== Collected data ==
-*-*-

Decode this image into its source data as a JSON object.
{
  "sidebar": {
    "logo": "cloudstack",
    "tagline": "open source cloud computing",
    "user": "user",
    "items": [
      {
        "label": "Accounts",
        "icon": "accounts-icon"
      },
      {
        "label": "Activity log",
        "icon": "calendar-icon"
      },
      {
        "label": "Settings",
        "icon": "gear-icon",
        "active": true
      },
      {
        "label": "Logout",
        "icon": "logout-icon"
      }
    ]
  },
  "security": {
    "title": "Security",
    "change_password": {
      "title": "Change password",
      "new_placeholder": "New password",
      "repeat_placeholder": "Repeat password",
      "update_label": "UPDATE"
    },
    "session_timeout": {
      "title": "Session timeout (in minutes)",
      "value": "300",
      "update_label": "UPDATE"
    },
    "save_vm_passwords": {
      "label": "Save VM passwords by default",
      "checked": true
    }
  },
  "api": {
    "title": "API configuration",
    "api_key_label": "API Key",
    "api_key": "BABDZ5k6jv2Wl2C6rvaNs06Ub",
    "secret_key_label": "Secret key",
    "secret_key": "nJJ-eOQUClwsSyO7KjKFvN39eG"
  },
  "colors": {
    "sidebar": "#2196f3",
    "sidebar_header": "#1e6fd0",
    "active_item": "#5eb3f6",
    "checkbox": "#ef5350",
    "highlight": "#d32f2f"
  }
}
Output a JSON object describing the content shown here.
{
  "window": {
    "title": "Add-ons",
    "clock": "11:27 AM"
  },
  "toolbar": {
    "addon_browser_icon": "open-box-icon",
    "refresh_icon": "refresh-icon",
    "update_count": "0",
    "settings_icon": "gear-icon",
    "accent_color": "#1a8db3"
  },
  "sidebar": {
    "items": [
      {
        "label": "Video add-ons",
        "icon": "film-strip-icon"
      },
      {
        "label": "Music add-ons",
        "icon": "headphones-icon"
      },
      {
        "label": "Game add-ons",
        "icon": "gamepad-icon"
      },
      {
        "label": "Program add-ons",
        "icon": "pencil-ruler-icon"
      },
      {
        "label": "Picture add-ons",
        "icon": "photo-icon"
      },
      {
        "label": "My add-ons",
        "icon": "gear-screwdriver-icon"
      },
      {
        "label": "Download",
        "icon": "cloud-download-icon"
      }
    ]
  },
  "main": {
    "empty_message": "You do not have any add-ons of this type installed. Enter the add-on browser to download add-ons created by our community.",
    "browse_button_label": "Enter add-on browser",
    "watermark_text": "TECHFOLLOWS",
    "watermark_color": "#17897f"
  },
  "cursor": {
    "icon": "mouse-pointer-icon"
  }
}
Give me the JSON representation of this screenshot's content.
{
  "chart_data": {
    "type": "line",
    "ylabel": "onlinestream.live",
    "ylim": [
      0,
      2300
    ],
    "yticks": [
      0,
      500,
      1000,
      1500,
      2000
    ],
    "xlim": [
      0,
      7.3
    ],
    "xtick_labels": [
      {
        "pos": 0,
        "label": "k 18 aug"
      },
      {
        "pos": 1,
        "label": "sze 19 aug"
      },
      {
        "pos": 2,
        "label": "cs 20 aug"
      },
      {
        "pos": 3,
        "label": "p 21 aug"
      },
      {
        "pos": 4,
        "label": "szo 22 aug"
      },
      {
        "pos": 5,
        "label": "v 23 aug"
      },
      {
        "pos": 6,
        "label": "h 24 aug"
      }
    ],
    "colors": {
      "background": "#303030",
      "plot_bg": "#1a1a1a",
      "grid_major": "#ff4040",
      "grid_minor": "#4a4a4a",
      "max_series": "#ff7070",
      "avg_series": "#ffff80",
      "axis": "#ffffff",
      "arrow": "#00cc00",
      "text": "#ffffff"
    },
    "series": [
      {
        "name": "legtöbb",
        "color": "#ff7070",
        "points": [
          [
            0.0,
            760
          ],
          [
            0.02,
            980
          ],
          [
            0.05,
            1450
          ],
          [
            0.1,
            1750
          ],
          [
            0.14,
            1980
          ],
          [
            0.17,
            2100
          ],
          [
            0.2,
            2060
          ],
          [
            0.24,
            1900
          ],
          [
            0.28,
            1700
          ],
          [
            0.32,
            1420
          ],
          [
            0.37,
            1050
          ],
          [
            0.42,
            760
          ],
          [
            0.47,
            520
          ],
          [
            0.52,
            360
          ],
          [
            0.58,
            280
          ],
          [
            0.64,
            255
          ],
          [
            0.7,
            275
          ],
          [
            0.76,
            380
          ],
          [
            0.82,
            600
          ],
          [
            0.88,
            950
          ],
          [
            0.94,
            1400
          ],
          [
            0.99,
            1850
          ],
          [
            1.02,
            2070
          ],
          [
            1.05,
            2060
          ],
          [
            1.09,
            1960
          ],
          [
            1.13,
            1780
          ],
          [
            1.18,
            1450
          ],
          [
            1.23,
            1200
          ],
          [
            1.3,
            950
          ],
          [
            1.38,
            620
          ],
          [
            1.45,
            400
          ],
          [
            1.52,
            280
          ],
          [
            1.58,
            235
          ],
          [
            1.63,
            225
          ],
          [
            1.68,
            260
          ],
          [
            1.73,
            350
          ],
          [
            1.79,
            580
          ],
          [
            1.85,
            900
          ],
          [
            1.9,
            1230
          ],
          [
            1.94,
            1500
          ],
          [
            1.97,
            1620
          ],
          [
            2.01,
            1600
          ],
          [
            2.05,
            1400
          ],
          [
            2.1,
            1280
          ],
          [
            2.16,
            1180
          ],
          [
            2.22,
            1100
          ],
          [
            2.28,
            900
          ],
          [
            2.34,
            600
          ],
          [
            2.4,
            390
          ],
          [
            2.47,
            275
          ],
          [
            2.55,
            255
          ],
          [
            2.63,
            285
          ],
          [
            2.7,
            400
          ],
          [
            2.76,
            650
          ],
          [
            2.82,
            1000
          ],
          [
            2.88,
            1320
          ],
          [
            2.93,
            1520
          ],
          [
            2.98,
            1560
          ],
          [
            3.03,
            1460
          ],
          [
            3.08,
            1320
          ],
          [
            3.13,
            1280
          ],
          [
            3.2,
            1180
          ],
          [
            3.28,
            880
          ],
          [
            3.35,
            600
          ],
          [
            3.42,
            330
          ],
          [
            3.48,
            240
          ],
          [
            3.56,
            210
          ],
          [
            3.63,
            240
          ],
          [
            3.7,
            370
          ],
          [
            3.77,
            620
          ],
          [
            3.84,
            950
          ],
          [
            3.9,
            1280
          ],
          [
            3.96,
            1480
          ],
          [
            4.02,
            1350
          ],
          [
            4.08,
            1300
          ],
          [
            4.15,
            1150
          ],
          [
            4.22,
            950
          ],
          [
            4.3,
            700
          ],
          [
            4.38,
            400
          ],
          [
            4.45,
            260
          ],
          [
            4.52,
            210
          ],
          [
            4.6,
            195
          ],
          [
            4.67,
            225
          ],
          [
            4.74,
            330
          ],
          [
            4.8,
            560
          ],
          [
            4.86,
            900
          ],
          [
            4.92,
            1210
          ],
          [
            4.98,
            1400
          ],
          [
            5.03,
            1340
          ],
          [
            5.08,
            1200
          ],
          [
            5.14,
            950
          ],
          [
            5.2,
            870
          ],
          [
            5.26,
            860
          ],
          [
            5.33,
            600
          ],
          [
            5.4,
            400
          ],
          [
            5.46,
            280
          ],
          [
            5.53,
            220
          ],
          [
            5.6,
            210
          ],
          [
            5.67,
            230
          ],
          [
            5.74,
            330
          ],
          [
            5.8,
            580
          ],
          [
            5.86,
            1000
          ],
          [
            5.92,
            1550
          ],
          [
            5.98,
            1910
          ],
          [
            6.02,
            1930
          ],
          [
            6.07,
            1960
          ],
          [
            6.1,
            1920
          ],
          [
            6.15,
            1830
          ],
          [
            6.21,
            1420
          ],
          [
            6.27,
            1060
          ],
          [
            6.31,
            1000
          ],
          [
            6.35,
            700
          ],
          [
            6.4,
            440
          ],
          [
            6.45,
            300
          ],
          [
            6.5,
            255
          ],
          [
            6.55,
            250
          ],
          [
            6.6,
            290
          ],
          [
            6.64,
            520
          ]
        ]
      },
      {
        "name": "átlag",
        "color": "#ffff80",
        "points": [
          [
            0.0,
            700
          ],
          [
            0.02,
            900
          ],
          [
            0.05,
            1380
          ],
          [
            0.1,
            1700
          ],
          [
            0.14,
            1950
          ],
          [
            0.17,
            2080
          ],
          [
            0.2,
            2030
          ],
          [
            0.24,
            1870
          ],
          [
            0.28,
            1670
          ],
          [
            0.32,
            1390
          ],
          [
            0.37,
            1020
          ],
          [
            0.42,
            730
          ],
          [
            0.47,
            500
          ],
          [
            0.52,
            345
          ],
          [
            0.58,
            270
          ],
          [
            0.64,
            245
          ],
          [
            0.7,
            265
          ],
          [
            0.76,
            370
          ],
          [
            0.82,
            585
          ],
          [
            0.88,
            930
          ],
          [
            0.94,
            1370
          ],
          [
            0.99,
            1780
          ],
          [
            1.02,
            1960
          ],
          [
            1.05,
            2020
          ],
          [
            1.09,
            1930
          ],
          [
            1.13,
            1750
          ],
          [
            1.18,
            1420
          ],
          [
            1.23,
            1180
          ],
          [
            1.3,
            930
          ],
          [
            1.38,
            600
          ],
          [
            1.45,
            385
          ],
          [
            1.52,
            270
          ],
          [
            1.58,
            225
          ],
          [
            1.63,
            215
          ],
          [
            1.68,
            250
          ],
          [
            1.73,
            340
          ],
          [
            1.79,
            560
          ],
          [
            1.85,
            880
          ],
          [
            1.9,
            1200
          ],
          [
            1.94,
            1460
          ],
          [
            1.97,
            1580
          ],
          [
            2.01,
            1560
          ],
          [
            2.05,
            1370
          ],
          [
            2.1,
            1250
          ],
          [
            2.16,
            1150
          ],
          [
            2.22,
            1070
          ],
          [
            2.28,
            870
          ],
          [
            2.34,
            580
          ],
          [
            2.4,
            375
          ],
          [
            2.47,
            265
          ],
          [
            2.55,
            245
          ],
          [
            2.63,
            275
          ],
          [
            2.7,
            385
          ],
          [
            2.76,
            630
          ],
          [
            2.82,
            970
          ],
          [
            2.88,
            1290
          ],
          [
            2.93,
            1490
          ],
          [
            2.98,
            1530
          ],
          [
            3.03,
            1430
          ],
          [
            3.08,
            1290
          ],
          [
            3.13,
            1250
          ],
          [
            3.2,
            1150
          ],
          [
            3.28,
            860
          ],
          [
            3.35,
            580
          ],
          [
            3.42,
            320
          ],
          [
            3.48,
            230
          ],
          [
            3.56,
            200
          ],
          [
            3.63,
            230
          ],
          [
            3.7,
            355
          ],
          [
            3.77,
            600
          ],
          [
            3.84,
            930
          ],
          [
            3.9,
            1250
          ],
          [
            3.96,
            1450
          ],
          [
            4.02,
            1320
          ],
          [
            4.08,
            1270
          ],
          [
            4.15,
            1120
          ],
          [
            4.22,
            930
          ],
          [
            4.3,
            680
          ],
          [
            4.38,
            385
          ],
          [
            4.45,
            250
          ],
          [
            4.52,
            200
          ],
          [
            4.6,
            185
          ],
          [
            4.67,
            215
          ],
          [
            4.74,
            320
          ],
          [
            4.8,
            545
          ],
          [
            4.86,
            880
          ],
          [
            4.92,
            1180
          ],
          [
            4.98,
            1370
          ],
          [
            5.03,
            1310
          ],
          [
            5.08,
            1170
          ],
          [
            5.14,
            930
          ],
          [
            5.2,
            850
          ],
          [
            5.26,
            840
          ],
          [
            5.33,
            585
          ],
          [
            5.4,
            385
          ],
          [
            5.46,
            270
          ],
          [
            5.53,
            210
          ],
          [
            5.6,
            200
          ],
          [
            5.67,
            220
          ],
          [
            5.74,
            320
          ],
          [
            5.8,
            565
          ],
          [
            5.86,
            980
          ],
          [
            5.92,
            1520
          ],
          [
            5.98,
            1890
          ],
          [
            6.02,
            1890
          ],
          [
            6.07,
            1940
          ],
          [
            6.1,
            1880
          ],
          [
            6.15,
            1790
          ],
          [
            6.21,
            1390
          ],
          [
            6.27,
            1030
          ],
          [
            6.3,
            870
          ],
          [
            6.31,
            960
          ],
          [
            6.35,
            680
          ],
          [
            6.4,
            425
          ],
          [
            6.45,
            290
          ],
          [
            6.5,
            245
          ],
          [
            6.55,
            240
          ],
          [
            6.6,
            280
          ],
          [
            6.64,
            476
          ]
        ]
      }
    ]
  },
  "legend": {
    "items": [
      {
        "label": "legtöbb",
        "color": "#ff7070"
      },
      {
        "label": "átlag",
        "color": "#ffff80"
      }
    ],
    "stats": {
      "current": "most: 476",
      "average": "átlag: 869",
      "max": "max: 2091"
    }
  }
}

-*-*-

== WRITTEN REQUEST ==
Copy each line above containing the string "type".

== SOLVED EXERCISE ==
    "empty_message": "You do not have any add-ons of this type installed. Enter the add-on browser to download add-ons created by our community.",
    "type": "line",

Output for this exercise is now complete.